DIRECTIONS. Go through the listing below and list every line with "ylabel".

Stored records.
++++++

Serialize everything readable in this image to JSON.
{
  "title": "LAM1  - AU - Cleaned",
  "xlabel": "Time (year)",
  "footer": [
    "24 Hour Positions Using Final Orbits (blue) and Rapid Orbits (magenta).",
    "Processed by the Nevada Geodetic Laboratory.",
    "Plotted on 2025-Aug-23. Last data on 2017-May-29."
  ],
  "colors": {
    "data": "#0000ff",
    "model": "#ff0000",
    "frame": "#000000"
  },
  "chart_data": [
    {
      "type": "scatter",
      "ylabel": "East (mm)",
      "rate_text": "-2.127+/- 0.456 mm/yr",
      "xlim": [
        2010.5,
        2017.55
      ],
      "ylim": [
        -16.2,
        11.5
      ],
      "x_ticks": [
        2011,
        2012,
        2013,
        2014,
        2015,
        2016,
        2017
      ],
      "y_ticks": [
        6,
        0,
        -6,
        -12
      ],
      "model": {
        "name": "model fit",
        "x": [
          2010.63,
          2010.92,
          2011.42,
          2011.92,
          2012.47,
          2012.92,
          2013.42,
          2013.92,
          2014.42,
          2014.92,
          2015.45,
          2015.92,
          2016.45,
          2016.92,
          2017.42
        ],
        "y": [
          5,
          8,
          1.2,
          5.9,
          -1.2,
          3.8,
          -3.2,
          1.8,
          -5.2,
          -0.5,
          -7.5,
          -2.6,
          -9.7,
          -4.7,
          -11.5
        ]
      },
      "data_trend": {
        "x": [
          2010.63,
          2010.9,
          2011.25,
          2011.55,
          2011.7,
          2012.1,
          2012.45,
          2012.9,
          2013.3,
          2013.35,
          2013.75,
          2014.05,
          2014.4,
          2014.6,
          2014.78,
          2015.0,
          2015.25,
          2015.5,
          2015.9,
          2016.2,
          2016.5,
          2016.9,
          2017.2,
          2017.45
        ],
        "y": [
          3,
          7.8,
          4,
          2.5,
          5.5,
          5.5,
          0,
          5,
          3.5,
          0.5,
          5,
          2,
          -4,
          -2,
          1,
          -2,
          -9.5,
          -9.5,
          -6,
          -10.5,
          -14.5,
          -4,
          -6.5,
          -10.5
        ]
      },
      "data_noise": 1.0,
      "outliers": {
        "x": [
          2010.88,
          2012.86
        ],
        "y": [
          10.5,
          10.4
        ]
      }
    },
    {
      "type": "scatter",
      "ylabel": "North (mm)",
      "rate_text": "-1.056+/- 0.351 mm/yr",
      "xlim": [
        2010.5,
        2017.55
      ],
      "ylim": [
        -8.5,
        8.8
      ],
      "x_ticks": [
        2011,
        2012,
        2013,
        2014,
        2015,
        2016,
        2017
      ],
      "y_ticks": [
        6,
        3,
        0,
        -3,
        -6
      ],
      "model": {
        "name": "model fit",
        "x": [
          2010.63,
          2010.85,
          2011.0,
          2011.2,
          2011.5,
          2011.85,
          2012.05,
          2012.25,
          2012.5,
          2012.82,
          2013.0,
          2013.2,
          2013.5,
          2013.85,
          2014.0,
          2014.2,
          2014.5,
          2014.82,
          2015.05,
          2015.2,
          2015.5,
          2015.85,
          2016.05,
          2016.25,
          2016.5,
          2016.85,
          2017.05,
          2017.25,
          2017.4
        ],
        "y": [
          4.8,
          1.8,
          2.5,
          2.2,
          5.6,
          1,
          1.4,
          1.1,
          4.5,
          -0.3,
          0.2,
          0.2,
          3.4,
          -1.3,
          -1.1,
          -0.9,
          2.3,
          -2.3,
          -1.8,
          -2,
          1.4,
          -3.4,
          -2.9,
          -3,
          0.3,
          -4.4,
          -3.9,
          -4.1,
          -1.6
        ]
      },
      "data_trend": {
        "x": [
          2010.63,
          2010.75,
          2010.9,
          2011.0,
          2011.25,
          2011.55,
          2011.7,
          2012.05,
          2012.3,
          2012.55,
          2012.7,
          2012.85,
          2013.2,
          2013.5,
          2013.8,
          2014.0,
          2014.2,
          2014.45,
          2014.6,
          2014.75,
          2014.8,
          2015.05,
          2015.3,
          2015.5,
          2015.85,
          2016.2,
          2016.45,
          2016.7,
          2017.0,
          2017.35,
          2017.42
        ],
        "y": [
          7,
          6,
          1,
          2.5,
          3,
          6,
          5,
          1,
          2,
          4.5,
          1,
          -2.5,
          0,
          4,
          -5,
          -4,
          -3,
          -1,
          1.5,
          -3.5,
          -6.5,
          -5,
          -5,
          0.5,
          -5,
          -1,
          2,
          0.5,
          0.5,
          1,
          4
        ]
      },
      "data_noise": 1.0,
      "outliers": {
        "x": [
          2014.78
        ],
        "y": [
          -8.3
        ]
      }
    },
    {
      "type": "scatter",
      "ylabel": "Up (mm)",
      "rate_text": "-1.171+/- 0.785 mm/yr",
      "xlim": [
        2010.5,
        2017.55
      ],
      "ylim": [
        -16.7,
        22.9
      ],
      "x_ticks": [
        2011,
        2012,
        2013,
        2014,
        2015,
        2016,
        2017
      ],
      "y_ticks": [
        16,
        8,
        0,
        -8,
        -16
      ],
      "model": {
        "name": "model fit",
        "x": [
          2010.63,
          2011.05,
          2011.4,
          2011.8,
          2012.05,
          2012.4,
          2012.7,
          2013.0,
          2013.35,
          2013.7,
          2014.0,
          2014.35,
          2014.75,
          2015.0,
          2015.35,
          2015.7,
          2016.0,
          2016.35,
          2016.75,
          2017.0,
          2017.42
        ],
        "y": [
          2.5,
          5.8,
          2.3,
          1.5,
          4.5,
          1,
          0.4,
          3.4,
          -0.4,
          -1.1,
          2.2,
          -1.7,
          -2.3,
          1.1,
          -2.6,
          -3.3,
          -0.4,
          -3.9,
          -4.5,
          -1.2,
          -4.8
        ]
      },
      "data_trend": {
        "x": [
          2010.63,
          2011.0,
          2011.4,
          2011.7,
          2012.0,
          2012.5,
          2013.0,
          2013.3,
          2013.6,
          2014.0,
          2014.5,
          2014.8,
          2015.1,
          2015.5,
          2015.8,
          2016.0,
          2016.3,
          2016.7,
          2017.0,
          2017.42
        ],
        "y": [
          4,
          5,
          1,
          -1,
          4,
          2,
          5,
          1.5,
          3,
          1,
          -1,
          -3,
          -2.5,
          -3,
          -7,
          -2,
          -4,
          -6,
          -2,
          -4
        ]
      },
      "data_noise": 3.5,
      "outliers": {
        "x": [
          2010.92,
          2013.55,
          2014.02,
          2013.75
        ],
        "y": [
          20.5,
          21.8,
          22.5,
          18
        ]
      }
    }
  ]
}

++++++

RESPONSE TO THE TASK.
      "ylabel": "East (mm)",
      "ylabel": "North (mm)",
      "ylabel": "Up (mm)",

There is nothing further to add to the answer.